INFORMATION GIVEN
══════════════════════════════
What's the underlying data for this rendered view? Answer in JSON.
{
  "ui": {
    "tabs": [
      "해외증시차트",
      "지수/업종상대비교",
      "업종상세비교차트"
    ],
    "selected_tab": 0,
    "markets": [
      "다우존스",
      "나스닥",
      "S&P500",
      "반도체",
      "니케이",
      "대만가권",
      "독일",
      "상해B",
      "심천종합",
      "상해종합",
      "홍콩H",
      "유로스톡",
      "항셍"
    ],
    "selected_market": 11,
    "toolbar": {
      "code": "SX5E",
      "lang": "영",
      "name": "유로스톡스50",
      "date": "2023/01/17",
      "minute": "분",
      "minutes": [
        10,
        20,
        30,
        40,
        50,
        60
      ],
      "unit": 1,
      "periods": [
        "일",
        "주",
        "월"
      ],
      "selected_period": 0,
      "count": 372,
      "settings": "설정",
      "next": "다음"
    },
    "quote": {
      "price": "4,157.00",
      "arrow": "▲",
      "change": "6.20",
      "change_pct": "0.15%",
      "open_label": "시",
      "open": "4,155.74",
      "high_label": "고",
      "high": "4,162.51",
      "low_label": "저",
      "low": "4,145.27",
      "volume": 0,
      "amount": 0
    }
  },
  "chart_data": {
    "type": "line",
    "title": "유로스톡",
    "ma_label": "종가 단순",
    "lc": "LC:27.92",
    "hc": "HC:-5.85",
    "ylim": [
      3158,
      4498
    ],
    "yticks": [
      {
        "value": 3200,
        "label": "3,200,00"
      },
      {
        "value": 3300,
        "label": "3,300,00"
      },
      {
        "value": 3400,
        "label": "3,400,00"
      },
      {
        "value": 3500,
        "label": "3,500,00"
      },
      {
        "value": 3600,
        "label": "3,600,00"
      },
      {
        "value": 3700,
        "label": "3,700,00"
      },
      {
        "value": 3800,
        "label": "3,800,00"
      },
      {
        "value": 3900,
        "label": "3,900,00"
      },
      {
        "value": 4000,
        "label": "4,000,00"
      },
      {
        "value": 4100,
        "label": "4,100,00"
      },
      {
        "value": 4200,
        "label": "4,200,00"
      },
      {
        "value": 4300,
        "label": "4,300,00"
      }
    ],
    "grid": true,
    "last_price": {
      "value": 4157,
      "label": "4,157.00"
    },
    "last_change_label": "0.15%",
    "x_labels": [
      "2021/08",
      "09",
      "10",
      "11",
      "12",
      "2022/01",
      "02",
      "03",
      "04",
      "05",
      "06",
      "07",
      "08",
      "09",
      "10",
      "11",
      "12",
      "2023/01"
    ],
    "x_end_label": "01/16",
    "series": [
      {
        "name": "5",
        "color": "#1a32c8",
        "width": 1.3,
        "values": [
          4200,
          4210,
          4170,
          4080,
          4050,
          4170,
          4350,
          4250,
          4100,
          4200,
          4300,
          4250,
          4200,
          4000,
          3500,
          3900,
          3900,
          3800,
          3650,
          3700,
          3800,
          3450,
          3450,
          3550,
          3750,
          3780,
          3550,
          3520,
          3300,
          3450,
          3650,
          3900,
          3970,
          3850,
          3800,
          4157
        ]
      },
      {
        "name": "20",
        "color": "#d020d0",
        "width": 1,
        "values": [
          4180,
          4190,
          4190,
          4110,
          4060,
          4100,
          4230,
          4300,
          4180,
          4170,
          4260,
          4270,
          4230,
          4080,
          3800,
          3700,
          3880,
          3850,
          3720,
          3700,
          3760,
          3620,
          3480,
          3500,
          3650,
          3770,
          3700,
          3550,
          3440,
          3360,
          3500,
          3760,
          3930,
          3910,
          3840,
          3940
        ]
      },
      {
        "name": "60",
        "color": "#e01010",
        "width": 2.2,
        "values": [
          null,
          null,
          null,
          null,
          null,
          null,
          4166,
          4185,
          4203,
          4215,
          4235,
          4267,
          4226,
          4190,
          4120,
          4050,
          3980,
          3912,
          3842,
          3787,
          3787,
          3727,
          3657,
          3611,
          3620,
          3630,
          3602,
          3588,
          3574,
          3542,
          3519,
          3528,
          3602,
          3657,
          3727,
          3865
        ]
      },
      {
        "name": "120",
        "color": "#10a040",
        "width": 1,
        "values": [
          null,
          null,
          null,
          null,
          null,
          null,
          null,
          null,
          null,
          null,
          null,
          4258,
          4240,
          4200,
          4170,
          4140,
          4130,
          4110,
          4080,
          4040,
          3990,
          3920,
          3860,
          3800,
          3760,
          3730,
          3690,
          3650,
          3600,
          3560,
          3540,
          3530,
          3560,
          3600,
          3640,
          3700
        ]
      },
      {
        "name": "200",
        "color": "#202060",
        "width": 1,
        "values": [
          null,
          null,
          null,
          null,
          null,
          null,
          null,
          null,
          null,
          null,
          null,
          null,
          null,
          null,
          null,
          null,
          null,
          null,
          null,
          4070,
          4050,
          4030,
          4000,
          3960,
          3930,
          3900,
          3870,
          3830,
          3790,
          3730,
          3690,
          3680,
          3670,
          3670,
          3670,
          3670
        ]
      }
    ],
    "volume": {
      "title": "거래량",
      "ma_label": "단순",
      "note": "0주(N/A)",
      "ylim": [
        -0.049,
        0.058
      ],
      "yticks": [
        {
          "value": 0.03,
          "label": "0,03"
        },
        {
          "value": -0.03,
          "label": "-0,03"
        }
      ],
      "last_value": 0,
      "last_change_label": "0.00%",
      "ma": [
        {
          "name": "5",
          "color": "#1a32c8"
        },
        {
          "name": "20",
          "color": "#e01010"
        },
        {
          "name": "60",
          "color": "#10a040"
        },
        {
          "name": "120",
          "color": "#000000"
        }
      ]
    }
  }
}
══════════════════════════════
WHAT THE TASK ASKS
Return each entry from the material above exactly as it appears.

OUTPUT FOR THIS EXERCISE
What's the underlying data for this rendered view? Answer in JSON.
{
  "ui": {
    "tabs": [
      "해외증시차트",
      "지수/업종상대비교",
      "업종상세비교차트"
    ],
    "selected_tab": 0,
    "markets": [
      "다우존스",
      "나스닥",
      "S&P500",
      "반도체",
      "니케이",
      "대만가권",
      "독일",
      "상해B",
      "심천종합",
      "상해종합",
      "홍콩H",
      "유로스톡",
      "항셍"
    ],
    "selected_market": 11,
    "toolbar": {
      "code": "SX5E",
      "lang": "영",
      "name": "유로스톡스50",
      "date": "2023/01/17",
      "minute": "분",
      "minutes": [
        10,
        20,
        30,
        40,
        50,
        60
      ],
      "unit": 1,
      "periods": [
        "일",
        "주",
        "월"
      ],
      "selected_period": 0,
      "count": 372,
      "settings": "설정",
      "next": "다음"
    },
    "quote": {
      "price": "4,157.00",
      "arrow": "▲",
      "change": "6.20",
      "change_pct": "0.15%",
      "open_label": "시",
      "open": "4,155.74",
      "high_label": "고",
      "high": "4,162.51",
      "low_label": "저",
      "low": "4,145.27",
      "volume": 0,
      "amount": 0
    }
  },
  "chart_data": {
    "type": "line",
    "title": "유로스톡",
    "ma_label": "종가 단순",
    "lc": "LC:27.92",
    "hc": "HC:-5.85",
    "ylim": [
      3158,
      4498
    ],
    "yticks": [
      {
        "value": 3200,
        "label": "3,200,00"
      },
      {
        "value": 3300,
        "label": "3,300,00"
      },
      {
        "value": 3400,
        "label": "3,400,00"
      },
      {
        "value": 3500,
        "label": "3,500,00"
      },
      {
        "value": 3600,
        "label": "3,600,00"
      },
      {
        "value": 3700,
        "label": "3,700,00"
      },
      {
        "value": 3800,
        "label": "3,800,00"
      },
      {
        "value": 3900,
        "label": "3,900,00"
      },
      {
        "value": 4000,
        "label": "4,000,00"
      },
      {
        "value": 4100,
        "label": "4,100,00"
      },
      {
        "value": 4200,
        "label": "4,200,00"
      },
      {
        "value": 4300,
        "label": "4,300,00"
      }
    ],
    "grid": true,
    "last_price": {
      "value": 4157,
      "label": "4,157.00"
    },
    "last_change_label": "0.15%",
    "x_labels": [
      "2021/08",
      "09",
      "10",
      "11",
      "12",
      "2022/01",
      "02",
      "03",
      "04",
      "05",
      "06",
      "07",
      "08",
      "09",
      "10",
      "11",
      "12",
      "2023/01"
    ],
    "x_end_label": "01/16",
    "series": [
      {
        "name": "5",
        "color": "#1a32c8",
        "width": 1.3,
        "values": [
          4200,
          4210,
          4170,
          4080,
          4050,
          4170,
          4350,
          4250,
          4100,
          4200,
          4300,
          4250,
          4200,
          4000,
          3500,
          3900,
          3900,
          3800,
          3650,
          3700,
          3800,
          3450,
          3450,
          3550,
          3750,
          3780,
          3550,
          3520,
          3300,
          3450,
          3650,
          3900,
          3970,
          3850,
          3800,
          4157
        ]
      },
      {
        "name": "20",
        "color": "#d020d0",
        "width": 1,
        "values": [
          4180,
          4190,
          4190,
          4110,
          4060,
          4100,
          4230,
          4300,
          4180,
          4170,
          4260,
          4270,
          4230,
          4080,
          3800,
          3700,
          3880,
          3850,
          3720,
          3700,
          3760,
          3620,
          3480,
          3500,
          3650,
          3770,
          3700,
          3550,
          3440,
          3360,
          3500,
          3760,
          3930,
          3910,
          3840,
          3940
        ]
      },
      {
        "name": "60",
        "color": "#e01010",
        "width": 2.2,
        "values": [
          null,
          null,
          null,
          null,
          null,
          null,
          4166,
          4185,
          4203,
          4215,
          4235,
          4267,
          4226,
          4190,
          4120,
          4050,
          3980,
          3912,
          3842,
          3787,
          3787,
          3727,
          3657,
          3611,
          3620,
          3630,
          3602,
          3588,
          3574,
          3542,
          3519,
          3528,
          3602,
          3657,
          3727,
          3865
        ]
      },
      {
        "name": "120",
        "color": "#10a040",
        "width": 1,
        "values": [
          null,
          null,
          null,
          null,
          null,
          null,
          null,
          null,
          null,
          null,
          null,
          4258,
          4240,
          4200,
          4170,
          4140,
          4130,
          4110,
          4080,
          4040,
          3990,
          3920,
          3860,
          3800,
          3760,
          3730,
          3690,
          3650,
          3600,
          3560,
          3540,
          3530,
          3560,
          3600,
          3640,
          3700
        ]
      },
      {
        "name": "200",
        "color": "#202060",
        "width": 1,
        "values": [
          null,
          null,
          null,
          null,
          null,
          null,
          null,
          null,
          null,
          null,
          null,
          null,
          null,
          null,
          null,
          null,
          null,
          null,
          null,
          4070,
          4050,
          4030,
          4000,
          3960,
          3930,
          3900,
          3870,
          3830,
          3790,
          3730,
          3690,
          3680,
          3670,
          3670,
          3670,
          3670
        ]
      }
    ],
    "volume": {
      "title": "거래량",
      "ma_label": "단순",
      "note": "0주(N/A)",
      "ylim": [
        -0.049,
        0.058
      ],
      "yticks": [
        {
          "value": 0.03,
          "label": "0,03"
        },
        {
          "value": -0.03,
          "label": "-0,03"
        }
      ],
      "last_value": 0,
      "last_change_label": "0.00%",
      "ma": [
        {
          "name": "5",
          "color": "#1a32c8"
        },
        {
          "name": "20",
          "color": "#e01010"
        },
        {
          "name": "60",
          "color": "#10a040"
        },
        {
          "name": "120",
          "color": "#000000"
        }
      ]
    }
  }
}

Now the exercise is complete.